Exercise directions = Restate each line of the listing exactly, without carrying over any pictures.

Entries from a visual dataset =
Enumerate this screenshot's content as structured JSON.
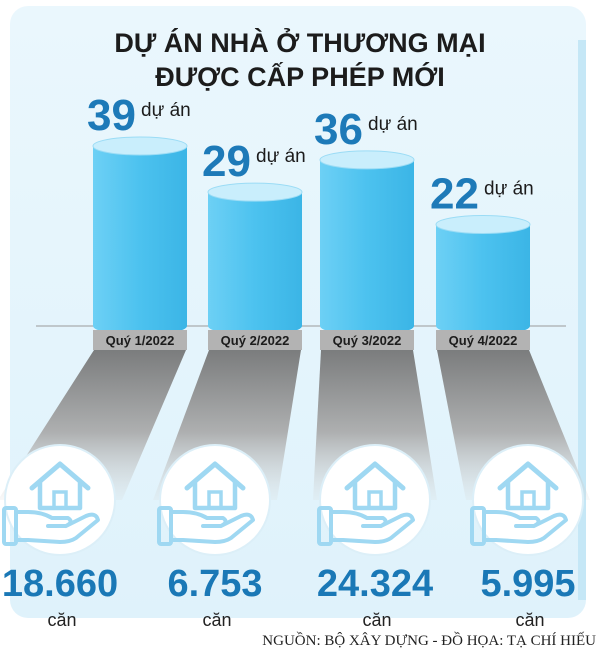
{
  "title_line1": "DỰ ÁN NHÀ Ở THƯƠNG MẠI",
  "title_line2": "ĐƯỢC CẤP PHÉP MỚI",
  "source": "NGUỒN: BỘ XÂY DỰNG - ĐỒ HỌA: TẠ CHÍ HIẾU",
  "icon": "house-in-hand-icon",
  "colors": {
    "bar_top": "#c7ecfb",
    "bar_body": "#4fc4f0",
    "value_text": "#1d7ab8",
    "panel": "#e9f6fc",
    "label_bar": "#b3b3b3"
  },
  "chart_data": {
    "type": "bar",
    "title": "DỰ ÁN NHÀ Ở THƯƠNG MẠI ĐƯỢC CẤP PHÉP MỚI",
    "categories": [
      "Quý 1/2022",
      "Quý 2/2022",
      "Quý 3/2022",
      "Quý 4/2022"
    ],
    "value_unit": "dự án",
    "series": [
      {
        "values": [
          39,
          29,
          36,
          22
        ]
      }
    ],
    "values_display": [
      "39",
      "29",
      "36",
      "22"
    ],
    "housing_units": [
      18660,
      6753,
      24324,
      5995
    ],
    "housing_units_display": [
      "18.660",
      "6.753",
      "24.324",
      "5.995"
    ],
    "housing_unit_label": "căn",
    "xlabel": "",
    "ylabel": "",
    "ylim": [
      0,
      39
    ],
    "grid": false,
    "legend": "none"
  }
}
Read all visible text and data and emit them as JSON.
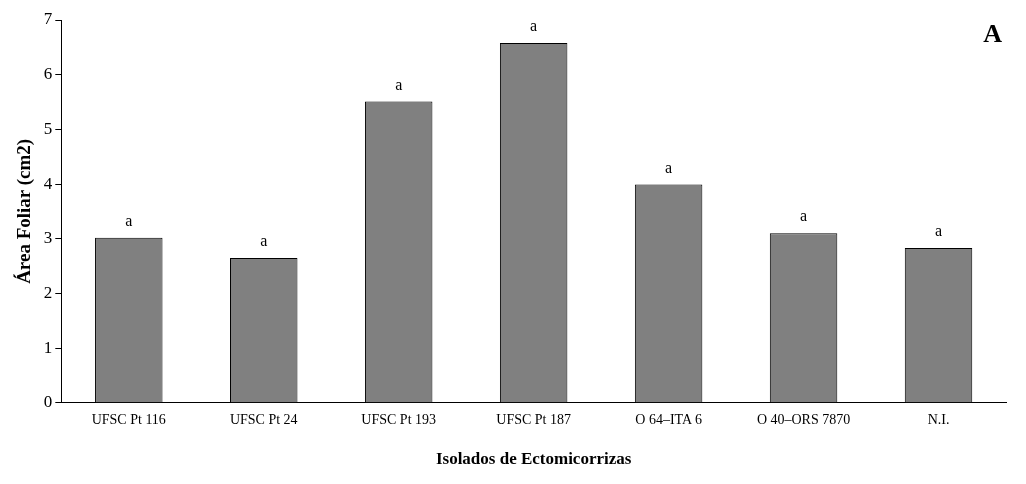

Complete answer =
Enumerate this screenshot's content as structured JSON.
{
  "title_line1": "DỰ ÁN NHÀ Ở THƯƠNG MẠI",
  "title_line2": "ĐƯỢC CẤP PHÉP MỚI",
  "source": "NGUỒN: BỘ XÂY DỰNG - ĐỒ HỌA: TẠ CHÍ HIẾU",
  "icon": "house-in-hand-icon",
  "colors": {
    "bar_top": "#c7ecfb",
    "bar_body": "#4fc4f0",
    "value_text": "#1d7ab8",
    "panel": "#e9f6fc",
    "label_bar": "#b3b3b3"
  },
  "chart_data": {
    "type": "bar",
    "title": "DỰ ÁN NHÀ Ở THƯƠNG MẠI ĐƯỢC CẤP PHÉP MỚI",
    "categories": [
      "Quý 1/2022",
      "Quý 2/2022",
      "Quý 3/2022",
      "Quý 4/2022"
    ],
    "value_unit": "dự án",
    "series": [
      {
        "values": [
          39,
          29,
          36,
          22
        ]
      }
    ],
    "values_display": [
      "39",
      "29",
      "36",
      "22"
    ],
    "housing_units": [
      18660,
      6753,
      24324,
      5995
    ],
    "housing_units_display": [
      "18.660",
      "6.753",
      "24.324",
      "5.995"
    ],
    "housing_unit_label": "căn",
    "xlabel": "",
    "ylabel": "",
    "ylim": [
      0,
      39
    ],
    "grid": false,
    "legend": "none"
  }
}
Read all visible text and data and emit them as JSON.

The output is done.